## Work task 1
According to the Petrophile septemfida article, during what period does the plant flower?
## Work task 2
Reproduce the stretch of the Petrophile septemfida article from "Scientific classification" through "septemfida Rye & K.A.Sheph.", word for word.
## Work task 3
Resume the Petrophile septemfida article after its final sentence.

## Passage provided
= = = = = = =

Petrophile septemfida
- Conservation status: Priority Three — Poorly Known Taxa (DEC)

Scientific classification
- Kingdom: Plantae
- Clade: Tracheophytes
- Clade: Angiosperms
- Clade: Eudicots
- Order: Proteales
- Family: Proteaceae
- Genus: Petrophile
- Species: P. septemfida
- Binomial name: Petrophile septemfida Rye & K.A.Sheph.

= Petrophile septemfida =

- Genus: Petrophile
- Species: septemfida
- Authority: Rye & K.A.Sheph.
- Conservation status: P3

Species of shrub endemic to Western Australia

Petrophile septemfida is a species of flowering plant in the family Proteaceae and is endemic to southwestern Western Australia. It is a shrub with leaves usually with seven lobes divided almost to the midrib, and spherical heads of cream-coloured to pale yellow flowers on the ends of branchlets.

==Description==
Petrophile septemfida is a shrub that typically grows to a height of 0.6–1.2 m and has densely hairy young branchlets. The leaves are more or less erect, 4–13 mm long, divided to the midrib usually with seven cylindrical lobes 1.2–8.5 mm in diameter with a sharply-pointed tip. The flowers are arranged on the ends of branchlets in sessile, spherical heads 9–16 mm in diameter, with narrow egg-shaped involucral bracts at the base. The flowers are 10.5–13.5 mm long, cream-coloured to pale yellow and hairy. Flowering occurs from late June to early October and the fruit is a nut, fused with others in a more or less spherical head 5–10 mm in diameter.

= = = = = = =

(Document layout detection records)
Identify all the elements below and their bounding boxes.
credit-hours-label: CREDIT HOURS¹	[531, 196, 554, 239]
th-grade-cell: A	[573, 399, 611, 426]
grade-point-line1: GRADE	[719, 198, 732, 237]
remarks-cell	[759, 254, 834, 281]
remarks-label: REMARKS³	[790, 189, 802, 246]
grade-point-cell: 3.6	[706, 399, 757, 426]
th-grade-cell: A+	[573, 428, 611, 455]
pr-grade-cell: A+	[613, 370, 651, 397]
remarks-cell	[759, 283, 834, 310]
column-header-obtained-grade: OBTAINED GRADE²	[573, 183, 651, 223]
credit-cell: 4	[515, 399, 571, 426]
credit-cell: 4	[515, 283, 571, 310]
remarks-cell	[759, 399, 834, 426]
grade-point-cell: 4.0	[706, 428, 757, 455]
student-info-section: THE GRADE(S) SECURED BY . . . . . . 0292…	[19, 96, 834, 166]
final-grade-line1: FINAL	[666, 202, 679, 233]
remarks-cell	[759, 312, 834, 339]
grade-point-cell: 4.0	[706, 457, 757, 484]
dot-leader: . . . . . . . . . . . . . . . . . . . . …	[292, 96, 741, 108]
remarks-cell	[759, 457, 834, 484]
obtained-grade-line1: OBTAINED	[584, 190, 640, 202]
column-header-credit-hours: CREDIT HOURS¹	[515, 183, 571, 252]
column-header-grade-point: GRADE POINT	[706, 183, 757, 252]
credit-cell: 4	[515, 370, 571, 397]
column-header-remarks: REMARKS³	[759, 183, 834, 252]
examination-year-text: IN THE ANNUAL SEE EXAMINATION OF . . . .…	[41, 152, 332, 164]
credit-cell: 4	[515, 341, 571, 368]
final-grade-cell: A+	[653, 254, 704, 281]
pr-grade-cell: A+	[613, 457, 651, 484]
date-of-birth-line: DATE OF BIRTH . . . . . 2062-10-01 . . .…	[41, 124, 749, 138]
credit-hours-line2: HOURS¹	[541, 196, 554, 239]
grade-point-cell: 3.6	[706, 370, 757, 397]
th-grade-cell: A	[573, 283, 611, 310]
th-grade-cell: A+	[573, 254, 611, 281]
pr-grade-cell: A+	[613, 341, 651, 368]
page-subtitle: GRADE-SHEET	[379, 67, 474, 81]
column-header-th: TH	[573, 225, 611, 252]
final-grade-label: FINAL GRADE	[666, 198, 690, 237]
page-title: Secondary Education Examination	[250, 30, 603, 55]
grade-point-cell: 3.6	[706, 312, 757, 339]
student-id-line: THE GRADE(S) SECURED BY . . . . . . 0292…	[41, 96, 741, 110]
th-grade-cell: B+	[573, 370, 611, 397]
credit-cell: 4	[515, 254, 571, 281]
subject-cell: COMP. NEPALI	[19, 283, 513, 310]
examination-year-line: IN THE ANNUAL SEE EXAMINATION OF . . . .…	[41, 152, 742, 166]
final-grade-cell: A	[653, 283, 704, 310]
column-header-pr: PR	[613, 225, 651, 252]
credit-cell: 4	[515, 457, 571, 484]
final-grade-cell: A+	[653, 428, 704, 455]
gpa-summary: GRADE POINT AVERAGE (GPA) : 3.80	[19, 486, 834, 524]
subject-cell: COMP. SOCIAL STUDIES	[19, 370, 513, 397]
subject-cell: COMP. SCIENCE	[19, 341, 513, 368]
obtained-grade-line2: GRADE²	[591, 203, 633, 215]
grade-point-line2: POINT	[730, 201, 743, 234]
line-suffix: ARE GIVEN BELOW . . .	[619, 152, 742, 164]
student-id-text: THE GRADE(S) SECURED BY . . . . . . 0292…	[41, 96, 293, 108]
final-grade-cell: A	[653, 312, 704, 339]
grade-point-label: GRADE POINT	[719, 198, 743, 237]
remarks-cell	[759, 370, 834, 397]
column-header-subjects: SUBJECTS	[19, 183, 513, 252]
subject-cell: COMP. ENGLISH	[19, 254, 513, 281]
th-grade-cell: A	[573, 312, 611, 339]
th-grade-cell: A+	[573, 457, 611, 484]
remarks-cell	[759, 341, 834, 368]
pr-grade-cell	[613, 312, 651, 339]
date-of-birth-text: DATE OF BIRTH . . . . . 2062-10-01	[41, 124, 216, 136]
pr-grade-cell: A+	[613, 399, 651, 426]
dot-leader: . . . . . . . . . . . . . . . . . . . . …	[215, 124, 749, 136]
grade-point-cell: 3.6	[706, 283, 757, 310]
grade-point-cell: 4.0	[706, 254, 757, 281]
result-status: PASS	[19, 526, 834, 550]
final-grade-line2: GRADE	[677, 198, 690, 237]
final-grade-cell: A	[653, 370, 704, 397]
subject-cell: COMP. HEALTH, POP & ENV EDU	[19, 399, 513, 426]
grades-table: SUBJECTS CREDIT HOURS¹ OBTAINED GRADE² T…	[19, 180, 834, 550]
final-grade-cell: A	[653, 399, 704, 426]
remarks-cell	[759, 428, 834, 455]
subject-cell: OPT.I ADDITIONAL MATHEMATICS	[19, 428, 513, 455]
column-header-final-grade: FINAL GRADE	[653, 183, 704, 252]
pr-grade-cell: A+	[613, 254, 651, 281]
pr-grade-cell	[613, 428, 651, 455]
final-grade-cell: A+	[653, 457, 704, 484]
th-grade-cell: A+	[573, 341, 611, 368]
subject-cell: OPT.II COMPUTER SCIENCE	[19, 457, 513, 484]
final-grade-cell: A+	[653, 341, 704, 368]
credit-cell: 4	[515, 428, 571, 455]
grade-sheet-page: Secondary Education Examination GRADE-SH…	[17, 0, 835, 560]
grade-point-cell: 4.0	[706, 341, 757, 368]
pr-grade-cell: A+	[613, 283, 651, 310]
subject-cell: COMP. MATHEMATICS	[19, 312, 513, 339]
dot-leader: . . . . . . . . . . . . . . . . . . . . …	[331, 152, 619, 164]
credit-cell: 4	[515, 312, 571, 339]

= = = = = = =

## Expected answer 1
From late June to early October.

## Expected answer 2
Scientific classification
- Kingdom: Plantae
- Clade: Tracheophytes
- Clade: Angiosperms
- Clade: Eudicots
- Order: Proteales
- Family: Proteaceae
- Genus: Petrophile
- Species: P. septemfida
- Binomial name: Petrophile septemfida Rye & K.A.Sheph.

## Expected answer 3
==Taxonomy==
Petrophile septemfida was first formally described in 2011 by Barbara Lynette Rye and Kelly Anne Shepherd in the journal Nuytsia from material collected near Badgingarra by Michael Clyde Hislop in 2008. The specific epithet (septemfida) means "seven-cleft", referring to the leaves.

==Distribution and habitat==
This petrophile mainly grows in shrubland in the area between Tathra National Park, Coorow and Watheroo National Park in the southwest of Western Australia.

==Conservation status==
Petrophile septemfida is classified as "Priority Three" by the Government of Western Australia Department of Parks and Wildlife meaning that it is poorly known and known from only a few locations but is not under imminent threat.